(Collected data)

◇ ◇ ◇ ◇ ◇

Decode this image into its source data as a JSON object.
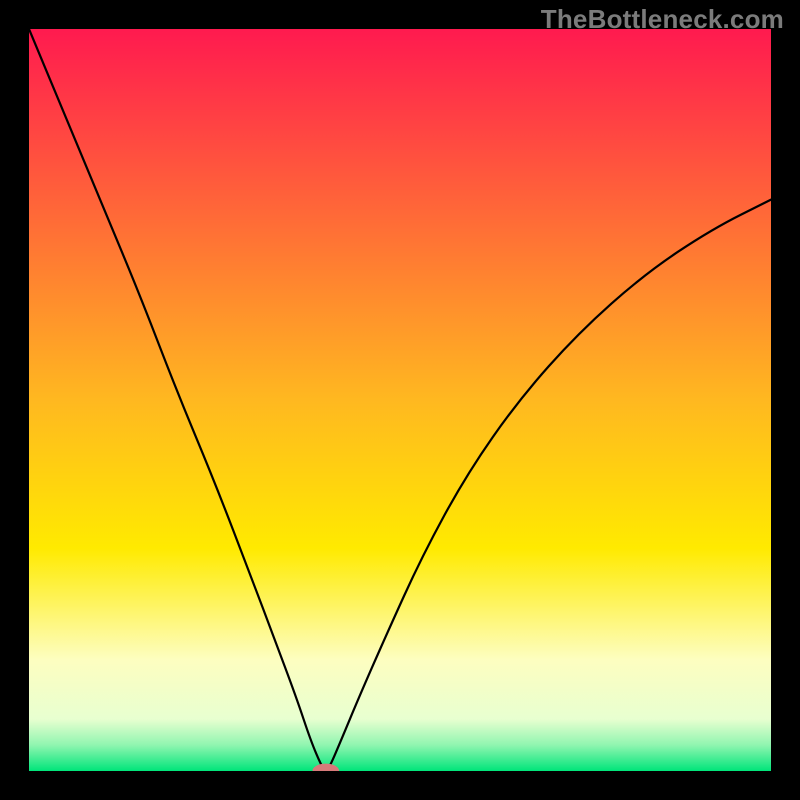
{
  "watermark": "TheBottleneck.com",
  "chart_data": {
    "type": "line",
    "title": "",
    "xlabel": "",
    "ylabel": "",
    "xlim": [
      0,
      1
    ],
    "ylim": [
      0,
      1
    ],
    "x_min_at": 0.4,
    "background_gradient": [
      {
        "offset": 0.0,
        "color": "#ff1a4f"
      },
      {
        "offset": 0.5,
        "color": "#ffb820"
      },
      {
        "offset": 0.7,
        "color": "#ffea00"
      },
      {
        "offset": 0.85,
        "color": "#fdfec0"
      },
      {
        "offset": 0.93,
        "color": "#e8ffd0"
      },
      {
        "offset": 0.965,
        "color": "#90f5b0"
      },
      {
        "offset": 1.0,
        "color": "#00e57a"
      }
    ],
    "series": [
      {
        "name": "bottleneck-curve",
        "x": [
          0.0,
          0.05,
          0.1,
          0.15,
          0.2,
          0.25,
          0.3,
          0.33,
          0.36,
          0.38,
          0.395,
          0.4,
          0.405,
          0.42,
          0.445,
          0.48,
          0.53,
          0.59,
          0.66,
          0.74,
          0.83,
          0.92,
          1.0
        ],
        "y": [
          1.0,
          0.88,
          0.76,
          0.64,
          0.51,
          0.39,
          0.26,
          0.18,
          0.1,
          0.04,
          0.005,
          0.0,
          0.005,
          0.04,
          0.1,
          0.18,
          0.29,
          0.4,
          0.5,
          0.59,
          0.67,
          0.73,
          0.77
        ]
      }
    ],
    "marker": {
      "x": 0.4,
      "y": 0.0,
      "rx": 0.018,
      "ry": 0.01,
      "color": "#d77a7a"
    }
  }
}
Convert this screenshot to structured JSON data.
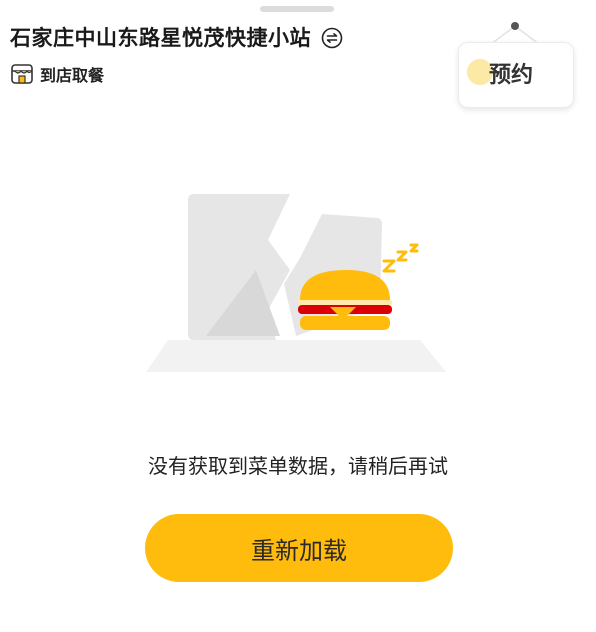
{
  "header": {
    "store_name": "石家庄中山东路星悦茂快捷小站",
    "switch_icon": "switch-arrows-icon",
    "pickup_mode": "到店取餐",
    "pickup_icon": "store-icon"
  },
  "reserve": {
    "label": "预约"
  },
  "empty_state": {
    "illustration": "sleeping-burger-illustration",
    "message": "没有获取到菜单数据，请稍后再试",
    "retry_label": "重新加载"
  },
  "colors": {
    "accent": "#ffbc0d",
    "text": "#222222",
    "burger_bun": "#ffbc0d",
    "burger_patty": "#db0007"
  }
}
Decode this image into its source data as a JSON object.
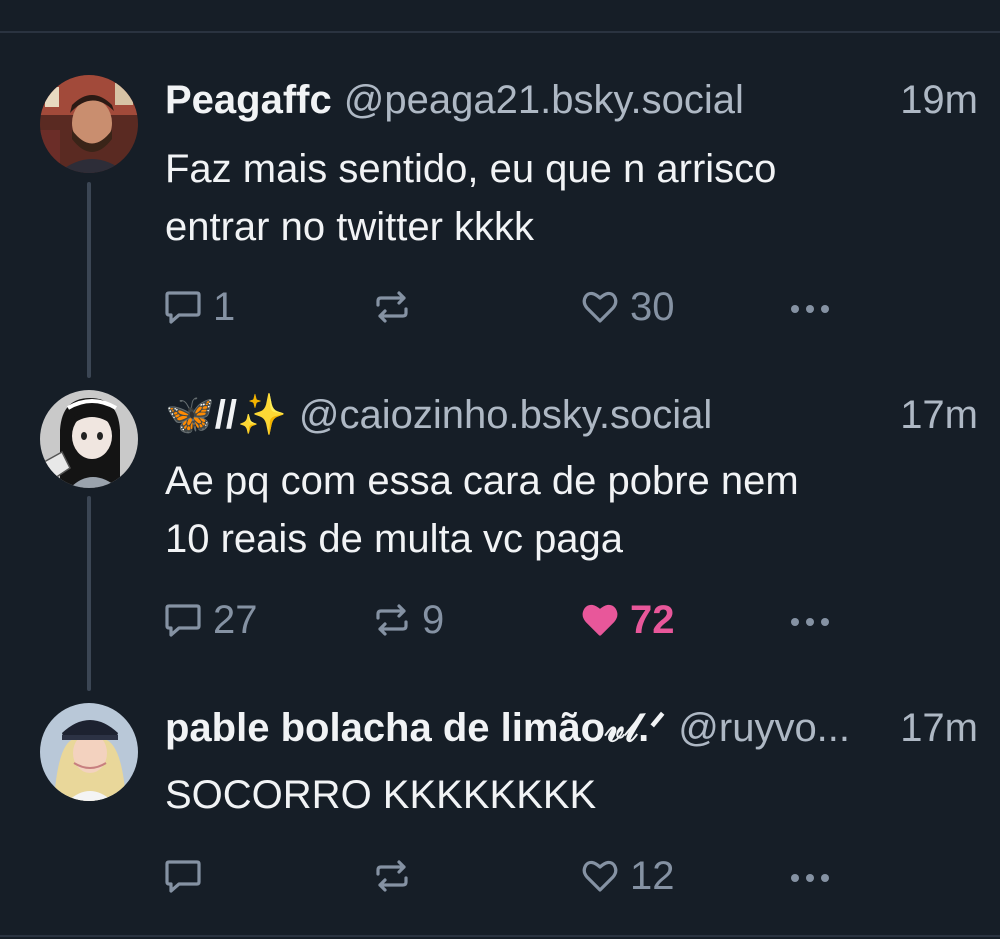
{
  "posts": [
    {
      "display_name": "Peagaffc",
      "handle": "@peaga21.bsky.social",
      "time": "19m",
      "text_lines": [
        "Faz mais sentido, eu que n arrisco",
        "entrar no twitter kkkk"
      ],
      "replies": "1",
      "reposts": "",
      "likes": "30",
      "liked": false,
      "avatar_icon": "avatar-photo-man"
    },
    {
      "display_name": "🦋//✨",
      "handle": "@caiozinho.bsky.social",
      "time": "17m",
      "text_lines": [
        "Ae pq com essa cara de pobre nem",
        "10 reais de multa vc paga"
      ],
      "replies": "27",
      "reposts": "9",
      "likes": "72",
      "liked": true,
      "avatar_icon": "avatar-anime-girl"
    },
    {
      "display_name": "pable bolacha de limão𝓋𝓁.ᐟ",
      "handle": "@ruyvo...",
      "time": "17m",
      "text_lines": [
        "SOCORRO KKKKKKKK"
      ],
      "replies": "",
      "reposts": "",
      "likes": "12",
      "liked": false,
      "avatar_icon": "avatar-blonde-cap"
    }
  ],
  "colors": {
    "background": "#161e27",
    "muted": "#8592a3",
    "like_active": "#e8579a",
    "thread_line": "#3b4654"
  },
  "icons": {
    "reply": "speech-bubble-icon",
    "repost": "repost-arrows-icon",
    "like": "heart-icon",
    "more": "ellipsis-icon"
  }
}
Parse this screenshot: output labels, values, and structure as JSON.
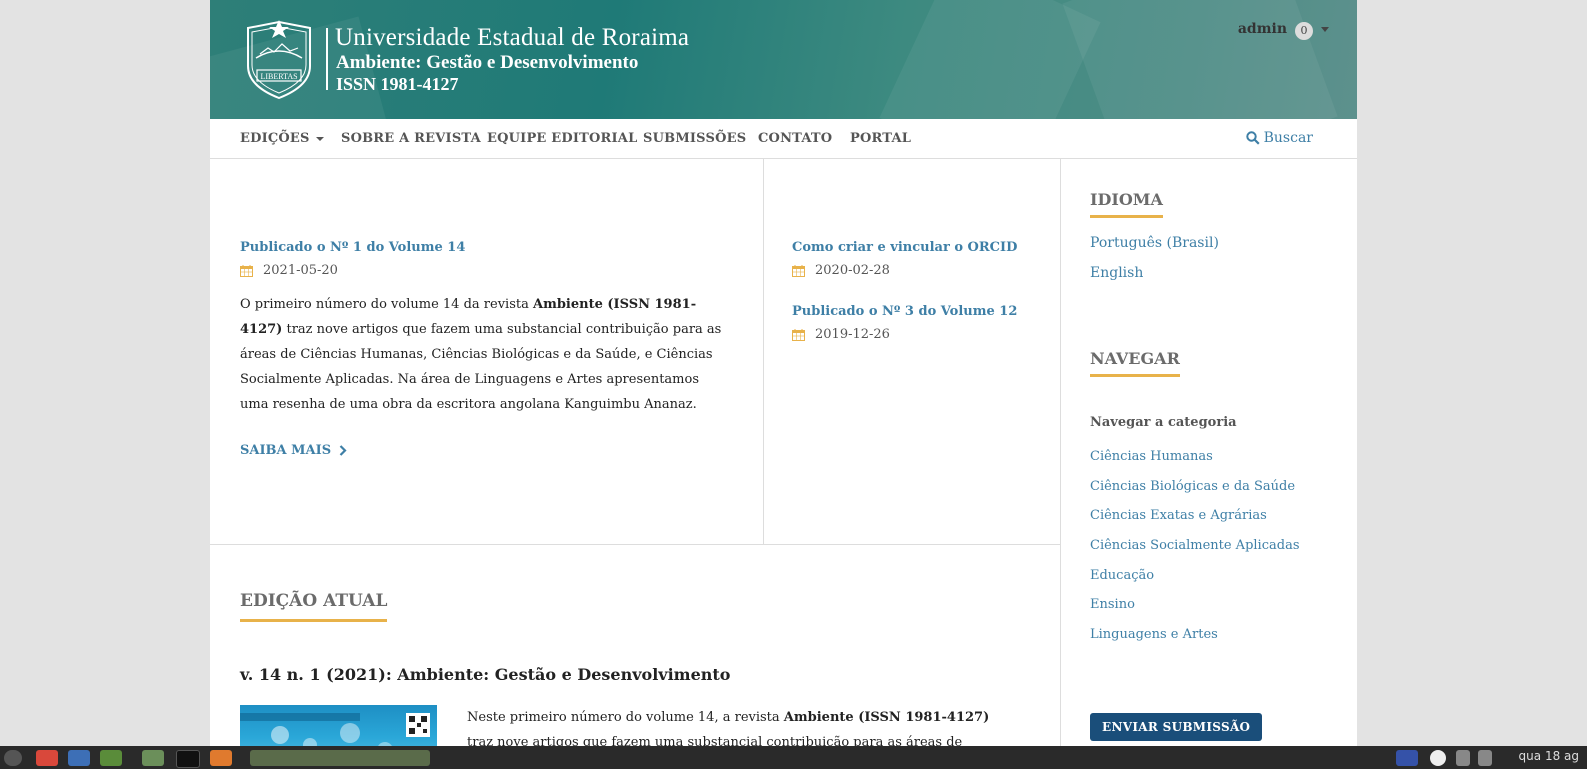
{
  "header": {
    "university": "Universidade Estadual de Roraima",
    "journal": "Ambiente: Gestão e Desenvolvimento",
    "issn": "ISSN 1981-4127",
    "seal_text": "LIBERTAS",
    "user": {
      "name": "admin",
      "notifications": "0"
    }
  },
  "nav": {
    "items": [
      "EDIÇÕES",
      "SOBRE A REVISTA",
      "EQUIPE EDITORIAL",
      "SUBMISSÕES",
      "CONTATO",
      "PORTAL"
    ],
    "search_label": "Buscar"
  },
  "announcements": {
    "featured": {
      "title": "Publicado o Nº 1 do Volume 14",
      "date": "2021-05-20",
      "summary_lead": "O primeiro número do volume 14 da revista ",
      "summary_bold": "Ambiente (ISSN 1981-4127)",
      "summary_rest": " traz nove artigos que fazem uma substancial contribuição para as áreas de Ciências Humanas, Ciências Biológicas e da Saúde, e Ciências Socialmente Aplicadas. Na área de Linguagens e Artes apresentamos uma resenha de uma obra da escritora angolana Kanguimbu Ananaz.",
      "read_more": "SAIBA MAIS"
    },
    "others": [
      {
        "title": "Como criar e vincular o ORCID",
        "date": "2020-02-28"
      },
      {
        "title": "Publicado o Nº 3 do Volume 12",
        "date": "2019-12-26"
      }
    ]
  },
  "current_issue": {
    "heading": "EDIÇÃO ATUAL",
    "title": "v. 14 n. 1 (2021): Ambiente: Gestão e Desenvolvimento",
    "desc_lead": "Neste primeiro número do volume 14, a revista ",
    "desc_bold": "Ambiente (ISSN 1981-4127)",
    "desc_rest": " traz nove artigos que fazem uma substancial contribuição para as áreas de Ciências"
  },
  "sidebar": {
    "language_heading": "IDIOMA",
    "languages": [
      "Português (Brasil)",
      "English"
    ],
    "browse_heading": "NAVEGAR",
    "browse_sub": "Navegar a categoria",
    "categories": [
      "Ciências Humanas",
      "Ciências Biológicas e da Saúde",
      "Ciências Exatas e Agrárias",
      "Ciências Socialmente Aplicadas",
      "Educação",
      "Ensino",
      "Linguagens e Artes"
    ],
    "submit_button": "ENVIAR SUBMISSÃO"
  },
  "taskbar": {
    "clock": "qua 18 ag"
  },
  "colors": {
    "accent": "#e8b24a",
    "link": "#3e7fa6",
    "header": "#2e7f78",
    "button": "#1a4e7a"
  }
}
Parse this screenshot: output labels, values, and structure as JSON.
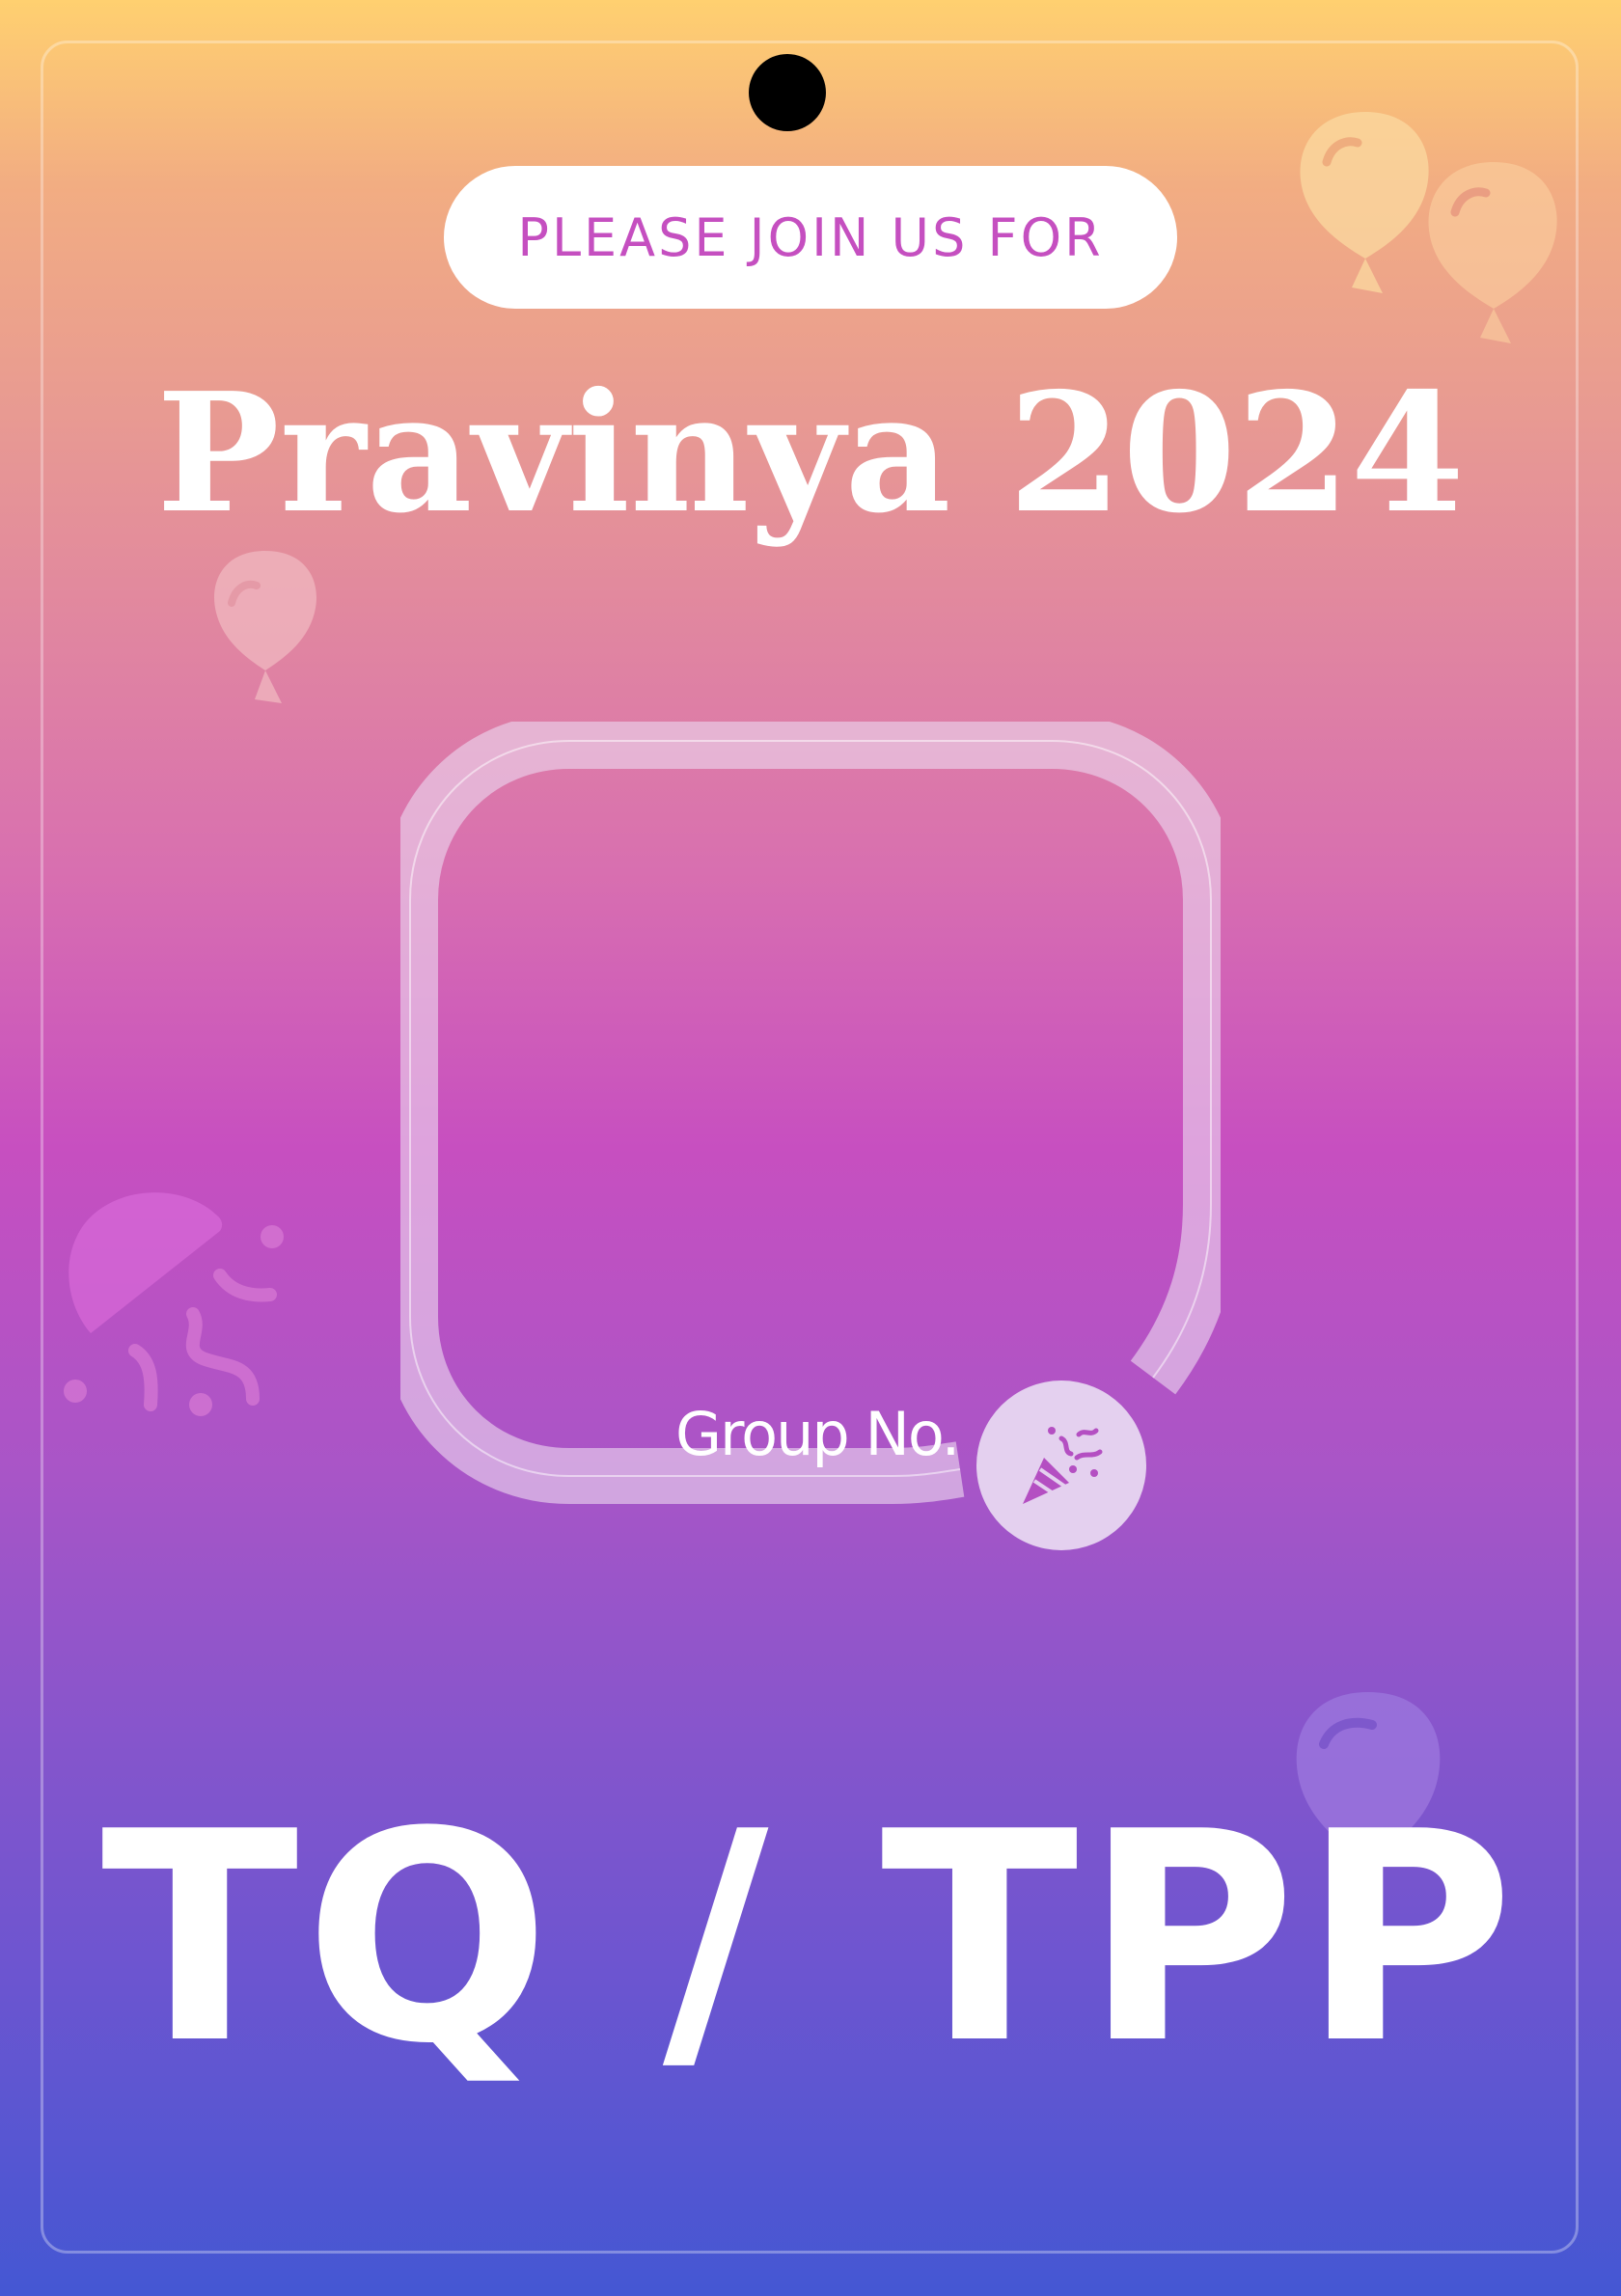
{
  "invite": {
    "text": "PLEASE JOIN US FOR"
  },
  "event": {
    "title": "Pravinya 2024"
  },
  "photo_frame": {
    "group_label": "Group No."
  },
  "group_code": "TQ / TPP",
  "icons": {
    "party": "party-popper-icon",
    "balloon": "balloon-icon",
    "confetti": "confetti-icon"
  },
  "colors": {
    "accent_text": "#c54fc0",
    "title": "#ffffff",
    "gradient_top": "#ffd070",
    "gradient_mid": "#c74fc0",
    "gradient_bottom": "#4457d3"
  }
}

◇ ◇ ◇ ◇ ◇

:: AIM OF THE EXERCISE ::
Identify the lines of the entries containing the string "Publicado". Copy each such line.

:: SOLUTION TO THIS TASK ::
      "title": "Publicado o Nº 1 do Volume 14",
        "title": "Publicado o Nº 3 do Volume 12",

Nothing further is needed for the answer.